**Exercise task:** Your answer should be a single number: the count of lines that hold the word "capacity".

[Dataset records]

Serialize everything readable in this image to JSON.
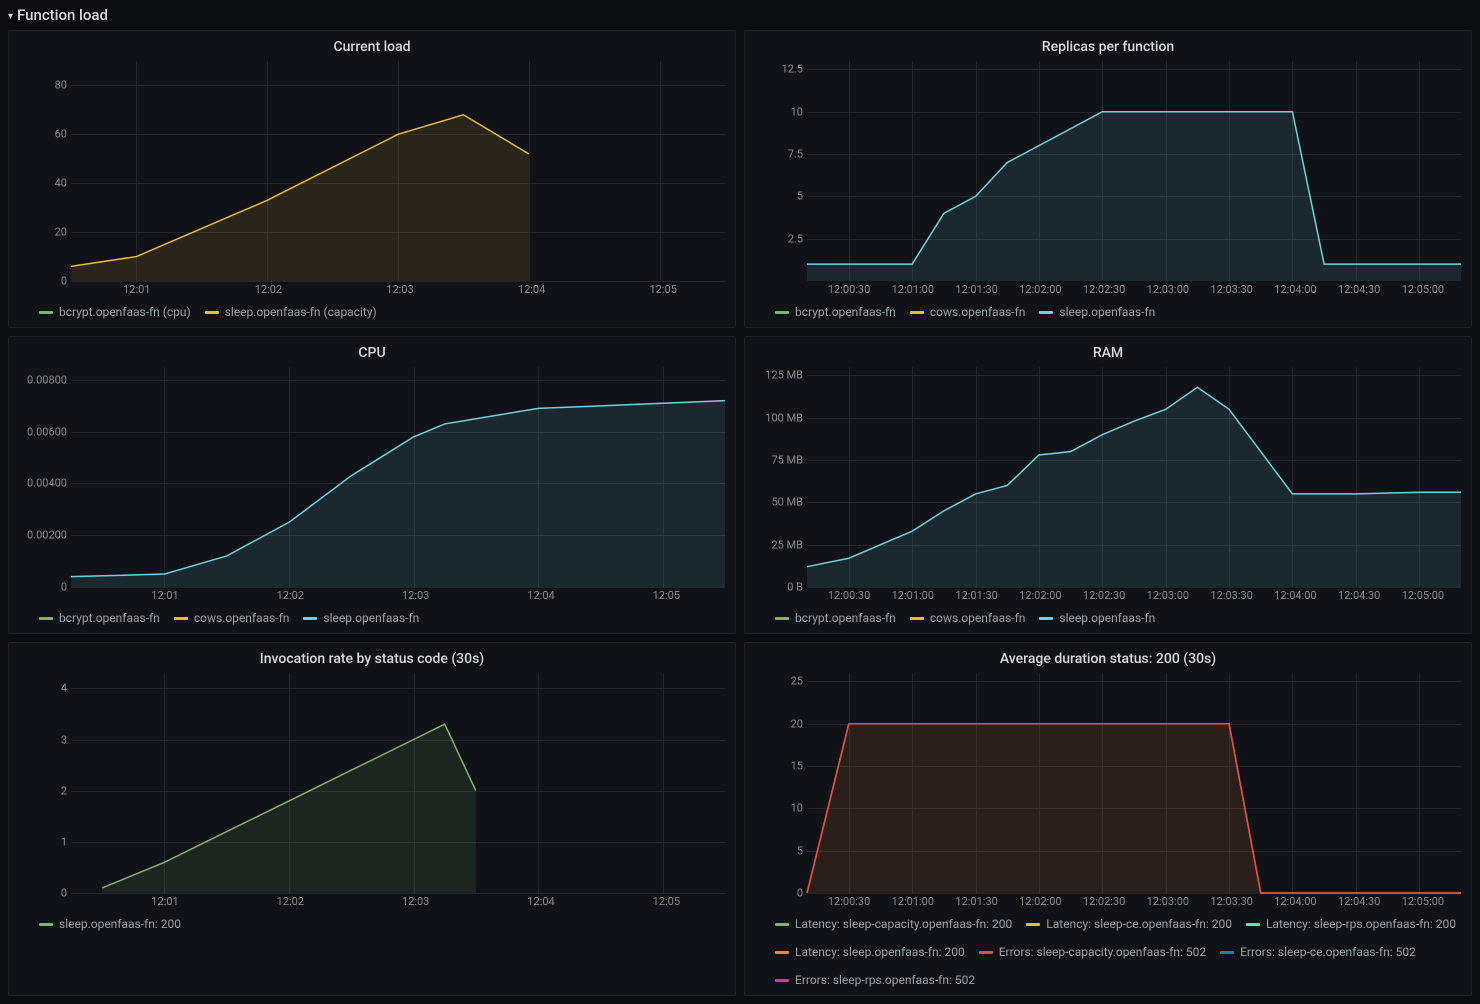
{
  "section_title": "Function load",
  "colors": {
    "green": "#7eb26d",
    "yellow": "#eab839",
    "teal": "#6ed0e0",
    "orange": "#ef843c",
    "red": "#e24d42",
    "blue": "#1f78c1",
    "pink": "#ba43a9"
  },
  "panels": [
    {
      "id": "current_load",
      "title": "Current load",
      "legend": [
        {
          "label": "bcrypt.openfaas-fn (cpu)",
          "color": "green"
        },
        {
          "label": "sleep.openfaas-fn (capacity)",
          "color": "yellow"
        }
      ]
    },
    {
      "id": "replicas",
      "title": "Replicas per function",
      "legend": [
        {
          "label": "bcrypt.openfaas-fn",
          "color": "green"
        },
        {
          "label": "cows.openfaas-fn",
          "color": "yellow"
        },
        {
          "label": "sleep.openfaas-fn",
          "color": "teal"
        }
      ]
    },
    {
      "id": "cpu",
      "title": "CPU",
      "legend": [
        {
          "label": "bcrypt.openfaas-fn",
          "color": "green"
        },
        {
          "label": "cows.openfaas-fn",
          "color": "yellow"
        },
        {
          "label": "sleep.openfaas-fn",
          "color": "teal"
        }
      ]
    },
    {
      "id": "ram",
      "title": "RAM",
      "legend": [
        {
          "label": "bcrypt.openfaas-fn",
          "color": "green"
        },
        {
          "label": "cows.openfaas-fn",
          "color": "yellow"
        },
        {
          "label": "sleep.openfaas-fn",
          "color": "teal"
        }
      ]
    },
    {
      "id": "invocation_rate",
      "title": "Invocation rate by status code (30s)",
      "legend": [
        {
          "label": "sleep.openfaas-fn: 200",
          "color": "green"
        }
      ]
    },
    {
      "id": "avg_duration",
      "title": "Average duration status: 200 (30s)",
      "legend": [
        {
          "label": "Latency: sleep-capacity.openfaas-fn: 200",
          "color": "green"
        },
        {
          "label": "Latency: sleep-ce.openfaas-fn: 200",
          "color": "yellow"
        },
        {
          "label": "Latency: sleep-rps.openfaas-fn: 200",
          "color": "teal"
        },
        {
          "label": "Latency: sleep.openfaas-fn: 200",
          "color": "orange"
        },
        {
          "label": "Errors: sleep-capacity.openfaas-fn: 502",
          "color": "red"
        },
        {
          "label": "Errors: sleep-ce.openfaas-fn: 502",
          "color": "blue"
        },
        {
          "label": "Errors: sleep-rps.openfaas-fn: 502",
          "color": "pink"
        }
      ]
    }
  ],
  "chart_data": [
    {
      "id": "current_load",
      "type": "area",
      "title": "Current load",
      "xlabel": "",
      "ylabel": "",
      "x_ticks": [
        "12:01",
        "12:02",
        "12:03",
        "12:04",
        "12:05"
      ],
      "y_ticks": [
        0,
        20,
        40,
        60,
        80
      ],
      "x_range_minutes": [
        0.5,
        5.5
      ],
      "ylim": [
        0,
        90
      ],
      "series": [
        {
          "name": "sleep.openfaas-fn (capacity)",
          "color": "yellow",
          "x": [
            0.5,
            1.0,
            2.0,
            3.0,
            3.5,
            4.0
          ],
          "values": [
            6,
            10,
            33,
            60,
            68,
            52
          ],
          "fill": true
        }
      ]
    },
    {
      "id": "replicas",
      "type": "area",
      "title": "Replicas per function",
      "xlabel": "",
      "ylabel": "",
      "x_ticks": [
        "12:00:30",
        "12:01:00",
        "12:01:30",
        "12:02:00",
        "12:02:30",
        "12:03:00",
        "12:03:30",
        "12:04:00",
        "12:04:30",
        "12:05:00"
      ],
      "y_ticks": [
        2.5,
        5,
        7.5,
        10,
        12.5
      ],
      "x_range_minutes": [
        0.17,
        5.33
      ],
      "ylim": [
        0,
        13
      ],
      "series": [
        {
          "name": "sleep.openfaas-fn",
          "color": "teal",
          "x": [
            0.17,
            1.0,
            1.25,
            1.5,
            1.75,
            2.0,
            2.25,
            2.5,
            3.0,
            3.5,
            4.0,
            4.25,
            4.5,
            5.0,
            5.33
          ],
          "values": [
            1,
            1,
            4,
            5,
            7,
            8,
            9,
            10,
            10,
            10,
            10,
            1,
            1,
            1,
            1
          ],
          "fill": true
        }
      ]
    },
    {
      "id": "cpu",
      "type": "area",
      "title": "CPU",
      "xlabel": "",
      "ylabel": "",
      "x_ticks": [
        "12:01",
        "12:02",
        "12:03",
        "12:04",
        "12:05"
      ],
      "y_ticks": [
        "0",
        "0.00200",
        "0.00400",
        "0.00600",
        "0.00800"
      ],
      "x_range_minutes": [
        0.25,
        5.5
      ],
      "ylim": [
        0,
        0.0085
      ],
      "series": [
        {
          "name": "sleep.openfaas-fn",
          "color": "teal",
          "x": [
            0.25,
            1.0,
            1.5,
            2.0,
            2.5,
            3.0,
            3.25,
            3.5,
            4.0,
            4.5,
            5.0,
            5.5
          ],
          "values": [
            0.0004,
            0.0005,
            0.0012,
            0.0025,
            0.0043,
            0.0058,
            0.0063,
            0.0065,
            0.0069,
            0.007,
            0.0071,
            0.0072
          ],
          "fill": true
        }
      ]
    },
    {
      "id": "ram",
      "type": "area",
      "title": "RAM",
      "xlabel": "",
      "ylabel": "",
      "x_ticks": [
        "12:00:30",
        "12:01:00",
        "12:01:30",
        "12:02:00",
        "12:02:30",
        "12:03:00",
        "12:03:30",
        "12:04:00",
        "12:04:30",
        "12:05:00"
      ],
      "y_ticks": [
        "0 B",
        "25 MB",
        "50 MB",
        "75 MB",
        "100 MB",
        "125 MB"
      ],
      "x_range_minutes": [
        0.17,
        5.33
      ],
      "ylim": [
        0,
        130
      ],
      "series": [
        {
          "name": "sleep.openfaas-fn",
          "color": "teal",
          "x": [
            0.17,
            0.5,
            1.0,
            1.25,
            1.5,
            1.75,
            2.0,
            2.25,
            2.5,
            2.75,
            3.0,
            3.25,
            3.5,
            4.0,
            4.5,
            5.0,
            5.33
          ],
          "values": [
            12,
            17,
            33,
            45,
            55,
            60,
            78,
            80,
            90,
            98,
            105,
            118,
            105,
            55,
            55,
            56,
            56
          ],
          "fill": true
        }
      ]
    },
    {
      "id": "invocation_rate",
      "type": "area",
      "title": "Invocation rate by status code (30s)",
      "xlabel": "",
      "ylabel": "",
      "x_ticks": [
        "12:01",
        "12:02",
        "12:03",
        "12:04",
        "12:05"
      ],
      "y_ticks": [
        0,
        1,
        2,
        3,
        4
      ],
      "x_range_minutes": [
        0.25,
        5.5
      ],
      "ylim": [
        0,
        4.3
      ],
      "series": [
        {
          "name": "sleep.openfaas-fn: 200",
          "color": "green",
          "x": [
            0.5,
            1.0,
            1.5,
            2.0,
            2.5,
            3.0,
            3.25,
            3.5
          ],
          "values": [
            0.1,
            0.6,
            1.2,
            1.8,
            2.4,
            3.0,
            3.3,
            2.0
          ],
          "fill": true
        }
      ]
    },
    {
      "id": "avg_duration",
      "type": "area",
      "title": "Average duration status: 200 (30s)",
      "xlabel": "",
      "ylabel": "",
      "x_ticks": [
        "12:00:30",
        "12:01:00",
        "12:01:30",
        "12:02:00",
        "12:02:30",
        "12:03:00",
        "12:03:30",
        "12:04:00",
        "12:04:30",
        "12:05:00"
      ],
      "y_ticks": [
        0,
        5,
        10,
        15,
        20,
        25
      ],
      "x_range_minutes": [
        0.17,
        5.33
      ],
      "ylim": [
        0,
        26
      ],
      "series": [
        {
          "name": "Latency: sleep.openfaas-fn: 200",
          "color": "orange",
          "x": [
            0.17,
            0.5,
            3.5,
            3.75,
            5.33
          ],
          "values": [
            0,
            20,
            20,
            0,
            0
          ],
          "fill": true
        },
        {
          "name": "Errors: sleep-capacity.openfaas-fn: 502",
          "color": "red",
          "x": [
            0.17,
            0.5,
            3.5,
            3.75,
            5.33
          ],
          "values": [
            0,
            20,
            20,
            0,
            0
          ],
          "fill": false
        }
      ]
    }
  ]
}
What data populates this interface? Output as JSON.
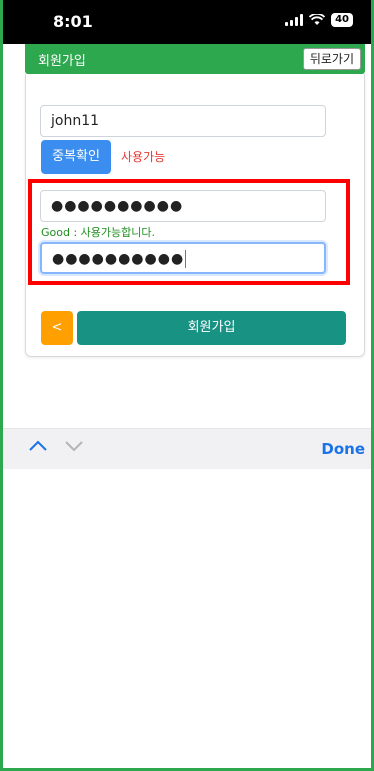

**Result below:** 5